--- Begin Entries ---
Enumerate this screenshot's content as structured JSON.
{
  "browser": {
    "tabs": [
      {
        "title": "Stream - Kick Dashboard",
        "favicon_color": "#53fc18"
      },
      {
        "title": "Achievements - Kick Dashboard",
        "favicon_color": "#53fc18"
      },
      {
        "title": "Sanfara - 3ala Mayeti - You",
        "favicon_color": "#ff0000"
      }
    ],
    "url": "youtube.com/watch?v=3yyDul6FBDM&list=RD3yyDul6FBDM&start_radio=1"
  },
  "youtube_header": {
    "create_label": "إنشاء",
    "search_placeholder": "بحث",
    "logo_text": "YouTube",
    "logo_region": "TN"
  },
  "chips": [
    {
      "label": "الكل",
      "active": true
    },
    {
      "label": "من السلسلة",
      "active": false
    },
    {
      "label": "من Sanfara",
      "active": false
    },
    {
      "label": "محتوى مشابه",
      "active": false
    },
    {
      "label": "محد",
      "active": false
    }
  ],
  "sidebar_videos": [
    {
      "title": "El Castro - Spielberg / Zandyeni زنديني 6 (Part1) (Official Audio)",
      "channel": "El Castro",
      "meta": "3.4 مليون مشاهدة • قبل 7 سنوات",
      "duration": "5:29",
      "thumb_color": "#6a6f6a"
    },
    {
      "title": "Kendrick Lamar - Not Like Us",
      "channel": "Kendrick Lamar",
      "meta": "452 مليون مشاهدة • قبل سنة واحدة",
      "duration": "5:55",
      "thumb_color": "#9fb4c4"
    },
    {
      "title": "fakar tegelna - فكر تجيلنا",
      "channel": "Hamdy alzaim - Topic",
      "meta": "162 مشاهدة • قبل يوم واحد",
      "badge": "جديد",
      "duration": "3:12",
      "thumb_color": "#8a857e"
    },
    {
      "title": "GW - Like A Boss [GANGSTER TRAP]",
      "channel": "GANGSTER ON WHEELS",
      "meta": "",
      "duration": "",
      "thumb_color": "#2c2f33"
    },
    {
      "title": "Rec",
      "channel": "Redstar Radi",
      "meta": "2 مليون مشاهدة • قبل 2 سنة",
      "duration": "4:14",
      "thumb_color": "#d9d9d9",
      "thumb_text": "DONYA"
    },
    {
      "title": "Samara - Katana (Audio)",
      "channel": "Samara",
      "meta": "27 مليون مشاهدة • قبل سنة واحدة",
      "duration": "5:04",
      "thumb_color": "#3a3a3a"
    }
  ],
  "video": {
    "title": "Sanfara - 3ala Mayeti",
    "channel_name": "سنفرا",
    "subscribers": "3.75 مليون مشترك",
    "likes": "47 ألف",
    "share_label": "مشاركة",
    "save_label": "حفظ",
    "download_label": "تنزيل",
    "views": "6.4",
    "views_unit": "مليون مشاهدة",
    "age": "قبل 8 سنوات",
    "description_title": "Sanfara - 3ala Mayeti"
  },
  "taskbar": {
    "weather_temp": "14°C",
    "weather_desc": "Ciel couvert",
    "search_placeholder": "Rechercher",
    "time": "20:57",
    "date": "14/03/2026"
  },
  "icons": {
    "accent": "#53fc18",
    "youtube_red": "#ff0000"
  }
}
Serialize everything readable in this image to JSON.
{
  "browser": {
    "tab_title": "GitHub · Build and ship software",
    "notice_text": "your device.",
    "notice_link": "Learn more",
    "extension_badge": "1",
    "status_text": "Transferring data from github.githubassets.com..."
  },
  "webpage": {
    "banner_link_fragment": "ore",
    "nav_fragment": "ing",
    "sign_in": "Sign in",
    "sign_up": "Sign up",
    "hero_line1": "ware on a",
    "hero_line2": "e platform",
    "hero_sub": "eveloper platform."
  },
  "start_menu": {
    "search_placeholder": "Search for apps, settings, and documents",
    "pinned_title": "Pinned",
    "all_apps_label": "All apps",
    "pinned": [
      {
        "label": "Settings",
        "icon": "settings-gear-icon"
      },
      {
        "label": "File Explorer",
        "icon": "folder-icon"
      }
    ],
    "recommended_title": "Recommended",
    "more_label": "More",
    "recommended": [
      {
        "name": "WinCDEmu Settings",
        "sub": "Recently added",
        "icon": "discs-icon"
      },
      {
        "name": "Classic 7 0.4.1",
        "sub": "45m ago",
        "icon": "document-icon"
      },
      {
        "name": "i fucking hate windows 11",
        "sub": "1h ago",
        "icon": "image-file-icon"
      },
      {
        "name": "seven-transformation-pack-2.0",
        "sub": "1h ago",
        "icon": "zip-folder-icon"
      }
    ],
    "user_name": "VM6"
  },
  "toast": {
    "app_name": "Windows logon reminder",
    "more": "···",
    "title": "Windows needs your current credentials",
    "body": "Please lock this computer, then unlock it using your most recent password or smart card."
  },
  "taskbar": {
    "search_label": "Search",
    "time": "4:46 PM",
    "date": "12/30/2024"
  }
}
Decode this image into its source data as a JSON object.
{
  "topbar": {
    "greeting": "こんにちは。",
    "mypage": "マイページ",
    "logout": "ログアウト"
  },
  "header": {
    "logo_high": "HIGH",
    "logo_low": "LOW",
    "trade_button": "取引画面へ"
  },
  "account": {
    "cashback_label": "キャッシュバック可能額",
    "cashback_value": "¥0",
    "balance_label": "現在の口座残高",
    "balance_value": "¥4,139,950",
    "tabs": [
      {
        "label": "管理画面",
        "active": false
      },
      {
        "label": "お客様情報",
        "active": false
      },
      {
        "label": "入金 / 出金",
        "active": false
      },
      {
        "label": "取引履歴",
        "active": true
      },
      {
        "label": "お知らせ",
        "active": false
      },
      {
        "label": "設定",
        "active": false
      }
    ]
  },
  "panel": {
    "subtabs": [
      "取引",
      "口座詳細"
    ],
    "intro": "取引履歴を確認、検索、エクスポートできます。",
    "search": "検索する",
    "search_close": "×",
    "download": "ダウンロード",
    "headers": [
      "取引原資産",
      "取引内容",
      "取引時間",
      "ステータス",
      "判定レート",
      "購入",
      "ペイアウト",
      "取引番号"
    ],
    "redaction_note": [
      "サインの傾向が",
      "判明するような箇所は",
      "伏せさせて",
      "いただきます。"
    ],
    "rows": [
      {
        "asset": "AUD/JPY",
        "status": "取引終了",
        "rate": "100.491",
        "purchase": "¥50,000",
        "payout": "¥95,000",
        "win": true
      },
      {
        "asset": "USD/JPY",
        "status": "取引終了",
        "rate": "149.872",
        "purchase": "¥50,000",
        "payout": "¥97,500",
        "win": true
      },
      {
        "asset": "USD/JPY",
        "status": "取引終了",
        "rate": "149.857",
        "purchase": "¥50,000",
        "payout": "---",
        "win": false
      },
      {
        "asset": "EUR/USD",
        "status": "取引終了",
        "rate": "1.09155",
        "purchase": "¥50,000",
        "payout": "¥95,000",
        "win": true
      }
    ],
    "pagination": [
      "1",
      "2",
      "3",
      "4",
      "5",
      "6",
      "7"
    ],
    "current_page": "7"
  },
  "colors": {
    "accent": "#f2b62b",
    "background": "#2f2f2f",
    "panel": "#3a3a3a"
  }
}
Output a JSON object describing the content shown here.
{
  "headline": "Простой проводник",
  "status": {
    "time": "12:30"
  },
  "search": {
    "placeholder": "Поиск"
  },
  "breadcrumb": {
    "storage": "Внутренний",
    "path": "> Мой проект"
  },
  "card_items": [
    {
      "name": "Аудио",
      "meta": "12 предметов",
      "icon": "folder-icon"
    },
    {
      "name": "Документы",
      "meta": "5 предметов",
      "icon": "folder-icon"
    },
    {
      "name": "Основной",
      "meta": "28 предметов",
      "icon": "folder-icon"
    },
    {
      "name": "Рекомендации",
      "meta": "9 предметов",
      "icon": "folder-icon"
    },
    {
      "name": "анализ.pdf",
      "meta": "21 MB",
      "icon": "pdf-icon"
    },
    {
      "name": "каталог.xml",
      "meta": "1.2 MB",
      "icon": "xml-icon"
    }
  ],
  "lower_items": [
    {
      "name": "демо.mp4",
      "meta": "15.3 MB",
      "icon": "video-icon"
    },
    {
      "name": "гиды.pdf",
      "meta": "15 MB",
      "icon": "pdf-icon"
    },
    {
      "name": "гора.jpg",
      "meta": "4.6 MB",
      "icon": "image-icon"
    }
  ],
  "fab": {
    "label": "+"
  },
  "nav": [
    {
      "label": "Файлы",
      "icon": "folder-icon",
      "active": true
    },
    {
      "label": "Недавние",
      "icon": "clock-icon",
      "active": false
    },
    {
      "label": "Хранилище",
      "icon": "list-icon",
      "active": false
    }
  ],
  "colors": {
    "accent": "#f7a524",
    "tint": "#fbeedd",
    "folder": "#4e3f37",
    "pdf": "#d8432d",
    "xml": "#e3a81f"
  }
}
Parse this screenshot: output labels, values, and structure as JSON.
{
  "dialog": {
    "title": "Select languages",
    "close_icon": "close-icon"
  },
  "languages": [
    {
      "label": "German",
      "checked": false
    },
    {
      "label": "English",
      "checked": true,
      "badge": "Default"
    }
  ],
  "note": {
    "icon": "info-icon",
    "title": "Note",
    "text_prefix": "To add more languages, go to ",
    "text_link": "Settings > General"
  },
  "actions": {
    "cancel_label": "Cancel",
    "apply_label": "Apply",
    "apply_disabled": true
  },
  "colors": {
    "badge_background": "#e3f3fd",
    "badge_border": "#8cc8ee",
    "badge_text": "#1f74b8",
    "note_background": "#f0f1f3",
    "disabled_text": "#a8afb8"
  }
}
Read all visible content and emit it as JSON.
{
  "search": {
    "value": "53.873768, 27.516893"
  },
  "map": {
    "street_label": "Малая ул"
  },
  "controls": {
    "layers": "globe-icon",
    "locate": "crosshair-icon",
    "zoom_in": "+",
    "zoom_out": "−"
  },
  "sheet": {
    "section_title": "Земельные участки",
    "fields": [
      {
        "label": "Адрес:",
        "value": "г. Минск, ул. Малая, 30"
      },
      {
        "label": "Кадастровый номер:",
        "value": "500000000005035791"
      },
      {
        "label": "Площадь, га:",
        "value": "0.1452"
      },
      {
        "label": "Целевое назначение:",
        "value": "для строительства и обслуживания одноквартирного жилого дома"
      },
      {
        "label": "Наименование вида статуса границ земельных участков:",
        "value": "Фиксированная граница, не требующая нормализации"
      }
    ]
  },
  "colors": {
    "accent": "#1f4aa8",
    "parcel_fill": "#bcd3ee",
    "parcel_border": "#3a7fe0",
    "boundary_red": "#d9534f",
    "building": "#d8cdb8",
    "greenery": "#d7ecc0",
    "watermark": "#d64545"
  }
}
--- End Entries ---
**Task prompt**.
Repeat exactly the lines above, starting with the line that contains "Read all visible content and emit it as JSON." and ending with the last line, both included, and nothing else.

**Task result**.
Read all visible content and emit it as JSON.
{
  "search": {
    "value": "53.873768, 27.516893"
  },
  "map": {
    "street_label": "Малая ул"
  },
  "controls": {
    "layers": "globe-icon",
    "locate": "crosshair-icon",
    "zoom_in": "+",
    "zoom_out": "−"
  },
  "sheet": {
    "section_title": "Земельные участки",
    "fields": [
      {
        "label": "Адрес:",
        "value": "г. Минск, ул. Малая, 30"
      },
      {
        "label": "Кадастровый номер:",
        "value": "500000000005035791"
      },
      {
        "label": "Площадь, га:",
        "value": "0.1452"
      },
      {
        "label": "Целевое назначение:",
        "value": "для строительства и обслуживания одноквартирного жилого дома"
      },
      {
        "label": "Наименование вида статуса границ земельных участков:",
        "value": "Фиксированная граница, не требующая нормализации"
      }
    ]
  },
  "colors": {
    "accent": "#1f4aa8",
    "parcel_fill": "#bcd3ee",
    "parcel_border": "#3a7fe0",
    "boundary_red": "#d9534f",
    "building": "#d8cdb8",
    "greenery": "#d7ecc0",
    "watermark": "#d64545"
  }
}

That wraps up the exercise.